• **Texte fourni**
○ ○ ○ ○ ○

34    A cet effet, il faut noter le rôle important joué par la célébration du Centenaire de la Congrégation (1978), qui fut l’occasion providentielle d’un retour aux sources, de redécouverte, l’actualisation et d’approfondissement.

1.3. Observations

35    Ce bref résumé ne rend évidemment pas compte de toute l’expérience vécue par les personnes, les groupes ou l’ensemble de la Congrégation. On peut cependant faire les observations suivantes.

36    Le texte qui nous est remis par le Chapitre est le résultat d’un travail continu, effectué aux divers niveaux, par l’information, l’enquête, la réflexion et la pratique. A considérer l’ensemble du parcours, c’est la vie de la Congrégation qu’on découvre, non d’un corps mort ou mourant, mais qui vit et veut vivre ; avec des heurts, des creux, des temps morts ou plus ternes et des inquiétudes, mais aussi une vie organique continue dans sa rénovation même. La confrontation des Documenta VII (ou des Directives Capitulaires) avec les Constitutions de 1979 permet de discerner la continuité, en même temps qu’une purification et une clarification. Il y a des mots-clés et des valeurs sur lesquels les membres de la Congrégation et les communautés se sont toujours reconnus et auxquels on s’est toujours rallié. L’expérience a été faite de la réalité et de la valeur d’un “esprit”, ou du moins d’une sensibilité SCJ.

37    Tout au long du parcours, même si on n’en prend bien conscience qu’après coup, se discerne l’action de l’Esprit Saint lui-même, guidant et inspirant l’effort humain, personnel et communautaire, pour coller à l’événement et aux situations, orienter et adapter l’évolution, surmonter les différences, retrouver la cohérence et la cohésion. Malgré toutes les maladresses ou les incompétences, et surtout aux moments cruciaux de 1973, on reconnaît sa présence et sa conduite ; ce dont le n. 15 de nos nouvelles Constitutions témoigne à sa manière pour ce moment particulier de notre vie et de notre histoire religieuse : “A partir de la grâce des origines”, elle se développe en se nourrissant de ce que l’Eglise, éclairée par l’Esprit, puise constamment dans le trésor de sa foi.

38    A ce titre, selon une expression que nous expliquerons, nos nouvelles Constitutions sont, en quelque manière, pour nous, une sorte de Deutéronome : “notre deutéronome” (cf. pp. 95-100).

2. Des Constitutions “nouvelles”

39    “Nouvelles”, certes, par le genre littéraire : c’est bien un nouveau type de Constitutions, un simple coup d’œil sur la disposition du texte suffit pour s’en rendre compte. On ne parlera pas de “poésie”, mais cela surprend d’abord et peut-être indispose un peu, au souvenir des anciens recueils.

○ ○ ○ ○ ○

• **Travail à faire**
1. Répondez aux questions suivantes d'après le texte fourni.
(a) Quelle célébration a été l'occasion providentielle d'un retour aux sources ?
(b) À quelles Constitutions la confrontation des Documenta VII permet-elle de discerner la continuité ?
(c) À quel livre les nouvelles Constitutions sont-elles comparées ?
2. Dans les enregistrements, recopiez à l'identique le passage qui va de la ligne contenant « 23, 310, 47] » jusqu'à la ligne contenant « 817, 126, 900] », ces deux lignes incluses.

○ ○ ○ ○ ○

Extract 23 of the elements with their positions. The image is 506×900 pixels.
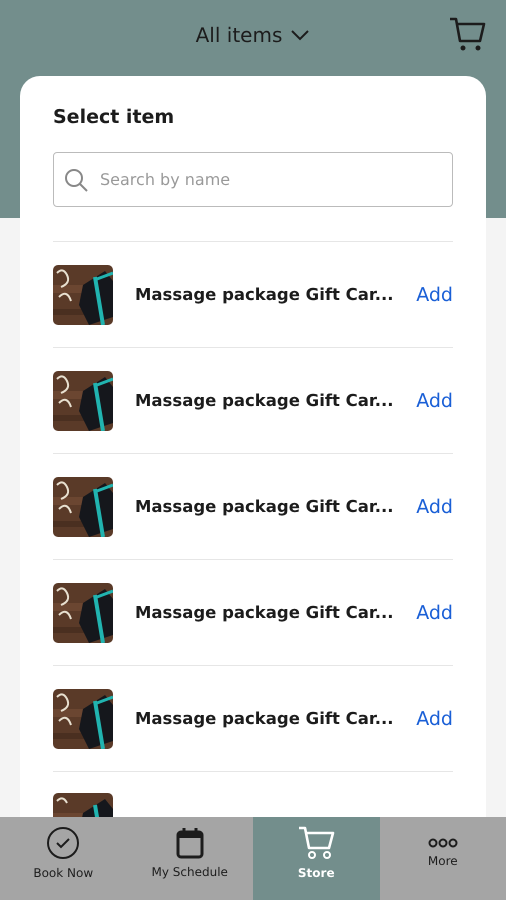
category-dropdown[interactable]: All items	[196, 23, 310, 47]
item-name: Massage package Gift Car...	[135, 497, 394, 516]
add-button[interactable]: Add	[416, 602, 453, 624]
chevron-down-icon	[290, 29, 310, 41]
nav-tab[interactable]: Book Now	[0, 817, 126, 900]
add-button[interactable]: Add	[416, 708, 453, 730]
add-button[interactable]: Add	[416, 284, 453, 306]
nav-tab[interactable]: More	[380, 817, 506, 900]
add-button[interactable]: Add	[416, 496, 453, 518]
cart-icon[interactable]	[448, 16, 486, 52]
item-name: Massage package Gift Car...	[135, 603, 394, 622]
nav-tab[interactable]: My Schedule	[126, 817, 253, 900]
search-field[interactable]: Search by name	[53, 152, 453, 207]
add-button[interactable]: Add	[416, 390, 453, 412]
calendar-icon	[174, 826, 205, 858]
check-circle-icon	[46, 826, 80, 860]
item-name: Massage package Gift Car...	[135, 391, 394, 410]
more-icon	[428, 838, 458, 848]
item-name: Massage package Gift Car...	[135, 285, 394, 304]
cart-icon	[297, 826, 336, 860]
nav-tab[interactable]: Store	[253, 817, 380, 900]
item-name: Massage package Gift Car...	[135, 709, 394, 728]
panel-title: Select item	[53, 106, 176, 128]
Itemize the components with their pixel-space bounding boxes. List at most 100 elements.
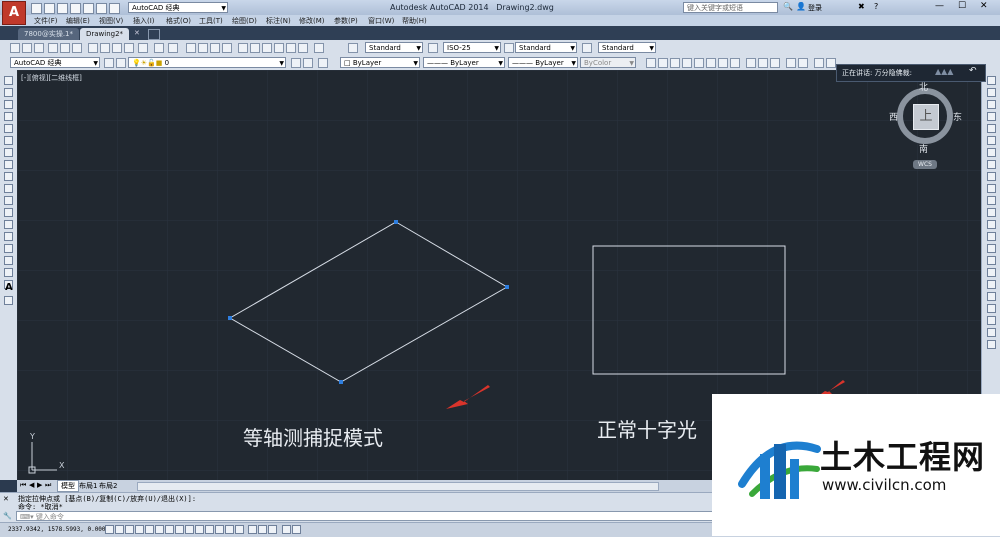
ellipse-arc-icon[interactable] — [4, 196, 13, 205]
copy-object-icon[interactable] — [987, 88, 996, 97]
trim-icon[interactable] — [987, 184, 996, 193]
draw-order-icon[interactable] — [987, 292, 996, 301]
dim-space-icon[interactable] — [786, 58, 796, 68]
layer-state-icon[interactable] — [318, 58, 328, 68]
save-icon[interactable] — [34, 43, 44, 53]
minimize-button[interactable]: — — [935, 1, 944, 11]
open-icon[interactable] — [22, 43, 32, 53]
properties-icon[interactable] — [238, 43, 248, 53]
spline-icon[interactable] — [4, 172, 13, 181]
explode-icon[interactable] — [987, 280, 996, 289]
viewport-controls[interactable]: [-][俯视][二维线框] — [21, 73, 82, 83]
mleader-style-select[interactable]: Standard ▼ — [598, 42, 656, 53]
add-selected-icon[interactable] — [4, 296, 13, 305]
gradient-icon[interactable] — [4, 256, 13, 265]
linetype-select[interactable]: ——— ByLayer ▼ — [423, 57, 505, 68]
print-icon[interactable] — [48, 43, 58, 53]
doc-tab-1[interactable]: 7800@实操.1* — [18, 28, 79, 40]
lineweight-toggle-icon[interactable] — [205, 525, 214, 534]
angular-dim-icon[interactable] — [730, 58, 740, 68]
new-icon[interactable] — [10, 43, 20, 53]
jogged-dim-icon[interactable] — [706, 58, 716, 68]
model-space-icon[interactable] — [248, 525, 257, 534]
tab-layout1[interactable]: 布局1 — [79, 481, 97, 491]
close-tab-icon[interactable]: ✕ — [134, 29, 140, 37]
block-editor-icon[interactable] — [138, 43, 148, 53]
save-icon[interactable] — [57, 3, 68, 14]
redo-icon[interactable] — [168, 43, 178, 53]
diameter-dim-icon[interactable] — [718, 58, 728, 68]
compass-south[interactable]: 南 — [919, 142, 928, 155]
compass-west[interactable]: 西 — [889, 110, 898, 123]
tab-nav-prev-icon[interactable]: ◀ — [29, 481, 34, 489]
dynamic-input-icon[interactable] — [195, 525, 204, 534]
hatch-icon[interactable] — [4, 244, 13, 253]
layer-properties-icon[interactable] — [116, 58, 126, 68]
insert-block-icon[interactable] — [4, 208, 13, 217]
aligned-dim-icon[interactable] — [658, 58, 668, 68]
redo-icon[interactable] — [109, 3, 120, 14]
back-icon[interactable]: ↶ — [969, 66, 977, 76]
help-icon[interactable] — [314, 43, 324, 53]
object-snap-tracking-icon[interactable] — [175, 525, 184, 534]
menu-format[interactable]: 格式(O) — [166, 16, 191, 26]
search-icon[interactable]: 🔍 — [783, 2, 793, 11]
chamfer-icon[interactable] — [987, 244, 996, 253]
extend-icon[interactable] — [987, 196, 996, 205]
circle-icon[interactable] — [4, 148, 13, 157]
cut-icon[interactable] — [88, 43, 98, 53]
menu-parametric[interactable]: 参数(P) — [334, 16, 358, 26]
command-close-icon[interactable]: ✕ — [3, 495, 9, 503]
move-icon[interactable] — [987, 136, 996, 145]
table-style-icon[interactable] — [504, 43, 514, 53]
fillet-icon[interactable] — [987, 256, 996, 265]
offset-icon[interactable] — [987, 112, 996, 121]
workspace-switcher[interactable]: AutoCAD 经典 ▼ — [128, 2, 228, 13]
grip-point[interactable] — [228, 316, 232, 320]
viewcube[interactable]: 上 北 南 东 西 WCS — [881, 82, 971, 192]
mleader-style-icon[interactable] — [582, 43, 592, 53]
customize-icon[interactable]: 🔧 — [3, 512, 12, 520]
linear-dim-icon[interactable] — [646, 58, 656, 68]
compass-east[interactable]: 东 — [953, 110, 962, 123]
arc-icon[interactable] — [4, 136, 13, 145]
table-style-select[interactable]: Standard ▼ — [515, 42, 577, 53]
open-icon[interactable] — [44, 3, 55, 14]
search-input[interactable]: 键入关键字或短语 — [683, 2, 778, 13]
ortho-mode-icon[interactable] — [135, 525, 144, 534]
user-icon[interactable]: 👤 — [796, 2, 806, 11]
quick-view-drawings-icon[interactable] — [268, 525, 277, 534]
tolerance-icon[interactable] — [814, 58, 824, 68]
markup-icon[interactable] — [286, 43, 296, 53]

○ ○ ○ ○ ○

• **Réponses attendues**
1.
(a) La célébration du Centenaire de la Congrégation (1978).
(b) Aux Constitutions de 1979.
(c) Au Deutéronome : « notre deutéronome ».

2.
category-dropdown[interactable]: All items	[196, 23, 310, 47]
item-name: Massage package Gift Car...	[135, 497, 394, 516]
add-button[interactable]: Add	[416, 602, 453, 624]
chevron-down-icon	[290, 29, 310, 41]
nav-tab[interactable]: Book Now	[0, 817, 126, 900]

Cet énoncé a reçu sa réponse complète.